Produce a verbatim copy of the entries listed below.

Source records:
········

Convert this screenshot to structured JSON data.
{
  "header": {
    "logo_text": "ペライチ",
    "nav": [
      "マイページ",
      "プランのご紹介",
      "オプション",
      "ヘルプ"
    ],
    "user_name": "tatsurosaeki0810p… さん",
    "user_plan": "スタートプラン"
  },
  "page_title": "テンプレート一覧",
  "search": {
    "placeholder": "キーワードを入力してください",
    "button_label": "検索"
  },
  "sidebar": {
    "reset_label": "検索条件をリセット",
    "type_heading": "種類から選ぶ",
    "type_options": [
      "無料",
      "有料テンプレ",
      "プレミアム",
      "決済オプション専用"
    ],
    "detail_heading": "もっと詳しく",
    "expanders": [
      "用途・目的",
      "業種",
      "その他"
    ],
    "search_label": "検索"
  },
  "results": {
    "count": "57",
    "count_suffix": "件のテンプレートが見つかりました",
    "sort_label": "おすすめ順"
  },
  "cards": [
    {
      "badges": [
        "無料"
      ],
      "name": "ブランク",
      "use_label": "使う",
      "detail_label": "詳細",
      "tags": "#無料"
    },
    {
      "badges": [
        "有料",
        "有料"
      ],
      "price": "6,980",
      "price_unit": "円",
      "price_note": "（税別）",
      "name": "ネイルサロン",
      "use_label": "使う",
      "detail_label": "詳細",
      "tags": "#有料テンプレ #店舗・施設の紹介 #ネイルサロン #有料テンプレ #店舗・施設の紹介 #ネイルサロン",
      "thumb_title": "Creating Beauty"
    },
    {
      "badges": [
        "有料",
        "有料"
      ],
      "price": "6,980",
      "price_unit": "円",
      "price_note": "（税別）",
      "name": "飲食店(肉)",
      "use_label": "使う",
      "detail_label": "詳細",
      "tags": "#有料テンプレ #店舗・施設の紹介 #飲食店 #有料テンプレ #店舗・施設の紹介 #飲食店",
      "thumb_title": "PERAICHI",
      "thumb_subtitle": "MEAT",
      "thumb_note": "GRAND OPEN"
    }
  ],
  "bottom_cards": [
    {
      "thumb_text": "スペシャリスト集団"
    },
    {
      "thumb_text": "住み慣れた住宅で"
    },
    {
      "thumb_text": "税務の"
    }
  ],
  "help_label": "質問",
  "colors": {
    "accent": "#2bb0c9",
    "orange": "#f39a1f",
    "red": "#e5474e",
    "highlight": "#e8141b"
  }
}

········

■ RESPONSE TO THE TASK
Convert this screenshot to structured JSON data.
{
  "header": {
    "logo_text": "ペライチ",
    "nav": [
      "マイページ",
      "プランのご紹介",
      "オプション",
      "ヘルプ"
    ],
    "user_name": "tatsurosaeki0810p… さん",
    "user_plan": "スタートプラン"
  },
  "page_title": "テンプレート一覧",
  "search": {
    "placeholder": "キーワードを入力してください",
    "button_label": "検索"
  },
  "sidebar": {
    "reset_label": "検索条件をリセット",
    "type_heading": "種類から選ぶ",
    "type_options": [
      "無料",
      "有料テンプレ",
      "プレミアム",
      "決済オプション専用"
    ],
    "detail_heading": "もっと詳しく",
    "expanders": [
      "用途・目的",
      "業種",
      "その他"
    ],
    "search_label": "検索"
  },
  "results": {
    "count": "57",
    "count_suffix": "件のテンプレートが見つかりました",
    "sort_label": "おすすめ順"
  },
  "cards": [
    {
      "badges": [
        "無料"
      ],
      "name": "ブランク",
      "use_label": "使う",
      "detail_label": "詳細",
      "tags": "#無料"
    },
    {
      "badges": [
        "有料",
        "有料"
      ],
      "price": "6,980",
      "price_unit": "円",
      "price_note": "（税別）",
      "name": "ネイルサロン",
      "use_label": "使う",
      "detail_label": "詳細",
      "tags": "#有料テンプレ #店舗・施設の紹介 #ネイルサロン #有料テンプレ #店舗・施設の紹介 #ネイルサロン",
      "thumb_title": "Creating Beauty"
    },
    {
      "badges": [
        "有料",
        "有料"
      ],
      "price": "6,980",
      "price_unit": "円",
      "price_note": "（税別）",
      "name": "飲食店(肉)",
      "use_label": "使う",
      "detail_label": "詳細",
      "tags": "#有料テンプレ #店舗・施設の紹介 #飲食店 #有料テンプレ #店舗・施設の紹介 #飲食店",
      "thumb_title": "PERAICHI",
      "thumb_subtitle": "MEAT",
      "thumb_note": "GRAND OPEN"
    }
  ],
  "bottom_cards": [
    {
      "thumb_text": "スペシャリスト集団"
    },
    {
      "thumb_text": "住み慣れた住宅で"
    },
    {
      "thumb_text": "税務の"
    }
  ],
  "help_label": "質問",
  "colors": {
    "accent": "#2bb0c9",
    "orange": "#f39a1f",
    "red": "#e5474e",
    "highlight": "#e8141b"
  }
}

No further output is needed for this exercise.